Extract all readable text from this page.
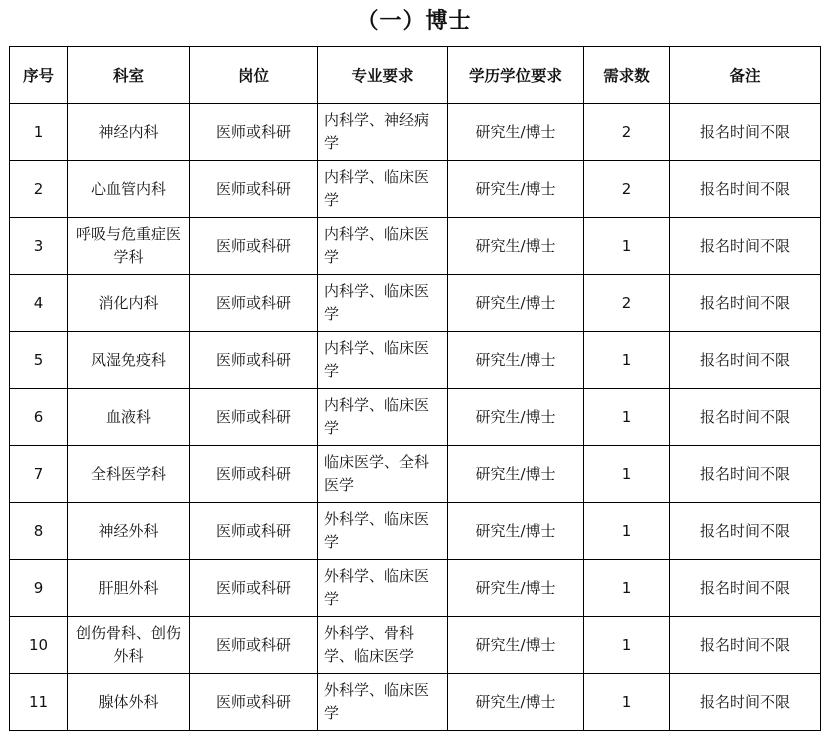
（一）博士
序号	科室	岗位	专业要求	学历学位要求	需求数	备注
1	神经内科	医师或科研	内科学、神经病学	研究生/博士	2	报名时间不限
2	心血管内科	医师或科研	内科学、临床医学	研究生/博士	2	报名时间不限
3	呼吸与危重症医学科	医师或科研	内科学、临床医学	研究生/博士	1	报名时间不限
4	消化内科	医师或科研	内科学、临床医学	研究生/博士	2	报名时间不限
5	风湿免疫科	医师或科研	内科学、临床医学	研究生/博士	1	报名时间不限
6	血液科	医师或科研	内科学、临床医学	研究生/博士	1	报名时间不限
7	全科医学科	医师或科研	临床医学、全科医学	研究生/博士	1	报名时间不限
8	神经外科	医师或科研	外科学、临床医学	研究生/博士	1	报名时间不限
9	肝胆外科	医师或科研	外科学、临床医学	研究生/博士	1	报名时间不限
10	创伤骨科、创伤外科	医师或科研	外科学、骨科学、临床医学	研究生/博士	1	报名时间不限
11	腺体外科	医师或科研	外科学、临床医学	研究生/博士	1	报名时间不限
------------------------------------
Work to complete
Copy the whole listing above word for word but do not carry over the pictures.

Result for this exercise
Extract all readable text from this page.
（一）博士
序号	科室	岗位	专业要求	学历学位要求	需求数	备注
1	神经内科	医师或科研	内科学、神经病学	研究生/博士	2	报名时间不限
2	心血管内科	医师或科研	内科学、临床医学	研究生/博士	2	报名时间不限
3	呼吸与危重症医学科	医师或科研	内科学、临床医学	研究生/博士	1	报名时间不限
4	消化内科	医师或科研	内科学、临床医学	研究生/博士	2	报名时间不限
5	风湿免疫科	医师或科研	内科学、临床医学	研究生/博士	1	报名时间不限
6	血液科	医师或科研	内科学、临床医学	研究生/博士	1	报名时间不限
7	全科医学科	医师或科研	临床医学、全科医学	研究生/博士	1	报名时间不限
8	神经外科	医师或科研	外科学、临床医学	研究生/博士	1	报名时间不限
9	肝胆外科	医师或科研	外科学、临床医学	研究生/博士	1	报名时间不限
10	创伤骨科、创伤外科	医师或科研	外科学、骨科学、临床医学	研究生/博士	1	报名时间不限
11	腺体外科	医师或科研	外科学、临床医学	研究生/博士	1	报名时间不限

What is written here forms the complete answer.